• **Aim**: Write out all of the lines below, exactly and completely.

Items listed in a dataset

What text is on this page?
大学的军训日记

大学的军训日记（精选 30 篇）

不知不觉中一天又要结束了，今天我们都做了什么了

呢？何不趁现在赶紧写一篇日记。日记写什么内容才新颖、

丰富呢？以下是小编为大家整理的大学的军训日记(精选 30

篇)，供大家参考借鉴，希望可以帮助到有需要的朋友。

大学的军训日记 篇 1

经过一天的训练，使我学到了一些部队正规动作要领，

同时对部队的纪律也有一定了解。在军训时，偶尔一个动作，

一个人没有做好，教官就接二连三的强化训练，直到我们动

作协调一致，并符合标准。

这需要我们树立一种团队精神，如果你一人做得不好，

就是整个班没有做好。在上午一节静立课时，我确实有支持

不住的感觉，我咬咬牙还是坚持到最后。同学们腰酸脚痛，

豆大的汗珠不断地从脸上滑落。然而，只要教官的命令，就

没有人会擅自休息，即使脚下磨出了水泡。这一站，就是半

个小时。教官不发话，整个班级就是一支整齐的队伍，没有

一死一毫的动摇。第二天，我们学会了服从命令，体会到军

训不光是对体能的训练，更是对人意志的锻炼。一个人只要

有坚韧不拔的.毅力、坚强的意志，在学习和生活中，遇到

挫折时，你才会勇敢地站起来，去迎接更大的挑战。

• **The output**:
What text is on this page?
大学的军训日记

大学的军训日记（精选 30 篇）

不知不觉中一天又要结束了，今天我们都做了什么了

呢？何不趁现在赶紧写一篇日记。日记写什么内容才新颖、

丰富呢？以下是小编为大家整理的大学的军训日记(精选 30

篇)，供大家参考借鉴，希望可以帮助到有需要的朋友。

大学的军训日记 篇 1

经过一天的训练，使我学到了一些部队正规动作要领，

同时对部队的纪律也有一定了解。在军训时，偶尔一个动作，

一个人没有做好，教官就接二连三的强化训练，直到我们动

作协调一致，并符合标准。

这需要我们树立一种团队精神，如果你一人做得不好，

就是整个班没有做好。在上午一节静立课时，我确实有支持

不住的感觉，我咬咬牙还是坚持到最后。同学们腰酸脚痛，

豆大的汗珠不断地从脸上滑落。然而，只要教官的命令，就

没有人会擅自休息，即使脚下磨出了水泡。这一站，就是半

个小时。教官不发话，整个班级就是一支整齐的队伍，没有

一死一毫的动摇。第二天，我们学会了服从命令，体会到军

训不光是对体能的训练，更是对人意志的锻炼。一个人只要

有坚韧不拔的.毅力、坚强的意志，在学习和生活中，遇到

挫折时，你才会勇敢地站起来，去迎接更大的挑战。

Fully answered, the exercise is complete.